- **Instruction**
Copy the data word for word, keeping every line.

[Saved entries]
----------
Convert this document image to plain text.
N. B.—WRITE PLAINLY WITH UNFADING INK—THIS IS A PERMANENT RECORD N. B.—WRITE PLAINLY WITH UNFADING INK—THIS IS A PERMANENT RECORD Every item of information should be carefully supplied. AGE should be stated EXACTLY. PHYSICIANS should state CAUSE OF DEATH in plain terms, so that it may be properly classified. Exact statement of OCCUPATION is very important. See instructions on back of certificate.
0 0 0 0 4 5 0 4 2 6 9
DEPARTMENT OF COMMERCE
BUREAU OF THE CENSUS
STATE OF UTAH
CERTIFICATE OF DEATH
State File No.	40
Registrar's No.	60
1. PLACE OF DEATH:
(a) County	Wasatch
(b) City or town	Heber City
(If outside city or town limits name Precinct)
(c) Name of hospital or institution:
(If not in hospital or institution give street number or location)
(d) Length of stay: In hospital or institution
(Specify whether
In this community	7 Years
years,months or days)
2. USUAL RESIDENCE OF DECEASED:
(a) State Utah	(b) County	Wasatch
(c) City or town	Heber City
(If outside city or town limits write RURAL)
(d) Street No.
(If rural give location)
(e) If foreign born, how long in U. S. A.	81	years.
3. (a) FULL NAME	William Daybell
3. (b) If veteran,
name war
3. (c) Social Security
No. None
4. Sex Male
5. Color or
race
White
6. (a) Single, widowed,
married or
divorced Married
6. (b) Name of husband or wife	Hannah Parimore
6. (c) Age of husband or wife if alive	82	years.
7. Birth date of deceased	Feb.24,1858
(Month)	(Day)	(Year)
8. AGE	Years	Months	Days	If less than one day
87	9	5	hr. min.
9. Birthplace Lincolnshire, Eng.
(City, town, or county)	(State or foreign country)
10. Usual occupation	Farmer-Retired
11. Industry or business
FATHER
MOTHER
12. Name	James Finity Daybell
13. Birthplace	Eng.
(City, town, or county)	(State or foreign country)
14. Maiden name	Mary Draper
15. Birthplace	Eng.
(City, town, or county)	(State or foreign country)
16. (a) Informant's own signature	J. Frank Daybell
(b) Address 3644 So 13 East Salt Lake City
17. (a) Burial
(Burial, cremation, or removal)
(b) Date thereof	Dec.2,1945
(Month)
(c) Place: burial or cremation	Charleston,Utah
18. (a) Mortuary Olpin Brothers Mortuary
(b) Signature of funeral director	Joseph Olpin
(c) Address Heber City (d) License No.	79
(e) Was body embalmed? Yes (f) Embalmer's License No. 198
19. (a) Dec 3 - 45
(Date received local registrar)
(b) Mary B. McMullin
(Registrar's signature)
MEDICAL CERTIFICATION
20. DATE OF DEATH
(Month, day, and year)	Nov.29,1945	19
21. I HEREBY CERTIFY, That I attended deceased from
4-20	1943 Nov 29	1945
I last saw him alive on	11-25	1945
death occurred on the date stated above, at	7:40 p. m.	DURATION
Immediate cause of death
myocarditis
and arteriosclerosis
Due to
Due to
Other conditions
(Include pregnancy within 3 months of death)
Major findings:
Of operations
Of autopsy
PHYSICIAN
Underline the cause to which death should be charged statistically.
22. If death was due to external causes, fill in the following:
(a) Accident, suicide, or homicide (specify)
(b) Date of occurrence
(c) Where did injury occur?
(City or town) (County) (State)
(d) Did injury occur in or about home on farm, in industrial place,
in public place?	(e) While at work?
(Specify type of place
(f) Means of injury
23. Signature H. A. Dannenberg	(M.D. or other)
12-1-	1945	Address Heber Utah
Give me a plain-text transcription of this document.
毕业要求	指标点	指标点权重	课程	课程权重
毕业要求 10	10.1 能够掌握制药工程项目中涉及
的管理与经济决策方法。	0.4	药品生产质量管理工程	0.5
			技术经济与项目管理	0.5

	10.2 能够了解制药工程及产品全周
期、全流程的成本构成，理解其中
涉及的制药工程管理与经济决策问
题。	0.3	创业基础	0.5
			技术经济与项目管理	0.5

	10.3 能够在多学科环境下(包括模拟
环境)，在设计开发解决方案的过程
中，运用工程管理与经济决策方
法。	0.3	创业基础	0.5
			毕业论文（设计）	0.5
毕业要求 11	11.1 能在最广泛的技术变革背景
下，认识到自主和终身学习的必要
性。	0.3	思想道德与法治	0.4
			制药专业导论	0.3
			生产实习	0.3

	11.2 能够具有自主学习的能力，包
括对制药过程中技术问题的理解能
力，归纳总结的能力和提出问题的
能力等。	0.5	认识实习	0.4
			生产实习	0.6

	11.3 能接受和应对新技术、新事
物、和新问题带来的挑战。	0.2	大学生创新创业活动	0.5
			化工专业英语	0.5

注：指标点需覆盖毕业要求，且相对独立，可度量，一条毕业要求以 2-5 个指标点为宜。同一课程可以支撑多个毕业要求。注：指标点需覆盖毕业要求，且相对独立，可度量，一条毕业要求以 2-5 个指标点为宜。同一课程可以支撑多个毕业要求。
----------
- **Output**
Convert this document image to plain text.
N. B.—WRITE PLAINLY WITH UNFADING INK—THIS IS A PERMANENT RECORD N. B.—WRITE PLAINLY WITH UNFADING INK—THIS IS A PERMANENT RECORD Every item of information should be carefully supplied. AGE should be stated EXACTLY. PHYSICIANS should state CAUSE OF DEATH in plain terms, so that it may be properly classified. Exact statement of OCCUPATION is very important. See instructions on back of certificate.
0 0 0 0 4 5 0 4 2 6 9
DEPARTMENT OF COMMERCE
BUREAU OF THE CENSUS
STATE OF UTAH
CERTIFICATE OF DEATH
State File No.	40
Registrar's No.	60
1. PLACE OF DEATH:
(a) County	Wasatch
(b) City or town	Heber City
(If outside city or town limits name Precinct)
(c) Name of hospital or institution:
(If not in hospital or institution give street number or location)
(d) Length of stay: In hospital or institution
(Specify whether
In this community	7 Years
years,months or days)
2. USUAL RESIDENCE OF DECEASED:
(a) State Utah	(b) County	Wasatch
(c) City or town	Heber City
(If outside city or town limits write RURAL)
(d) Street No.
(If rural give location)
(e) If foreign born, how long in U. S. A.	81	years.
3. (a) FULL NAME	William Daybell
3. (b) If veteran,
name war
3. (c) Social Security
No. None
4. Sex Male
5. Color or
race
White
6. (a) Single, widowed,
married or
divorced Married
6. (b) Name of husband or wife	Hannah Parimore
6. (c) Age of husband or wife if alive	82	years.
7. Birth date of deceased	Feb.24,1858
(Month)	(Day)	(Year)
8. AGE	Years	Months	Days	If less than one day
87	9	5	hr. min.
9. Birthplace Lincolnshire, Eng.
(City, town, or county)	(State or foreign country)
10. Usual occupation	Farmer-Retired
11. Industry or business
FATHER
MOTHER
12. Name	James Finity Daybell
13. Birthplace	Eng.
(City, town, or county)	(State or foreign country)
14. Maiden name	Mary Draper
15. Birthplace	Eng.
(City, town, or county)	(State or foreign country)
16. (a) Informant's own signature	J. Frank Daybell
(b) Address 3644 So 13 East Salt Lake City
17. (a) Burial
(Burial, cremation, or removal)
(b) Date thereof	Dec.2,1945
(Month)
(c) Place: burial or cremation	Charleston,Utah
18. (a) Mortuary Olpin Brothers Mortuary
(b) Signature of funeral director	Joseph Olpin
(c) Address Heber City (d) License No.	79
(e) Was body embalmed? Yes (f) Embalmer's License No. 198
19. (a) Dec 3 - 45
(Date received local registrar)
(b) Mary B. McMullin
(Registrar's signature)
MEDICAL CERTIFICATION
20. DATE OF DEATH
(Month, day, and year)	Nov.29,1945	19
21. I HEREBY CERTIFY, That I attended deceased from
4-20	1943 Nov 29	1945
I last saw him alive on	11-25	1945
death occurred on the date stated above, at	7:40 p. m.	DURATION
Immediate cause of death
myocarditis
and arteriosclerosis
Due to
Due to
Other conditions
(Include pregnancy within 3 months of death)
Major findings:
Of operations
Of autopsy
PHYSICIAN
Underline the cause to which death should be charged statistically.
22. If death was due to external causes, fill in the following:
(a) Accident, suicide, or homicide (specify)
(b) Date of occurrence
(c) Where did injury occur?
(City or town) (County) (State)
(d) Did injury occur in or about home on farm, in industrial place,
in public place?	(e) While at work?
(Specify type of place
(f) Means of injury
23. Signature H. A. Dannenberg	(M.D. or other)
12-1-	1945	Address Heber Utah
Give me a plain-text transcription of this document.
毕业要求	指标点	指标点权重	课程	课程权重
毕业要求 10	10.1 能够掌握制药工程项目中涉及
的管理与经济决策方法。	0.4	药品生产质量管理工程	0.5
			技术经济与项目管理	0.5

	10.2 能够了解制药工程及产品全周
期、全流程的成本构成，理解其中
涉及的制药工程管理与经济决策问
题。	0.3	创业基础	0.5
			技术经济与项目管理	0.5

	10.3 能够在多学科环境下(包括模拟
环境)，在设计开发解决方案的过程
中，运用工程管理与经济决策方
法。	0.3	创业基础	0.5
			毕业论文（设计）	0.5
毕业要求 11	11.1 能在最广泛的技术变革背景
下，认识到自主和终身学习的必要
性。	0.3	思想道德与法治	0.4
			制药专业导论	0.3
			生产实习	0.3

	11.2 能够具有自主学习的能力，包
括对制药过程中技术问题的理解能
力，归纳总结的能力和提出问题的
能力等。	0.5	认识实习	0.4
			生产实习	0.6

	11.3 能接受和应对新技术、新事
物、和新问题带来的挑战。	0.2	大学生创新创业活动	0.5
			化工专业英语	0.5

注：指标点需覆盖毕业要求，且相对独立，可度量，一条毕业要求以 2-5 个指标点为宜。同一课程可以支撑多个毕业要求。注：指标点需覆盖毕业要求，且相对独立，可度量，一条毕业要求以 2-5 个指标点为宜。同一课程可以支撑多个毕业要求。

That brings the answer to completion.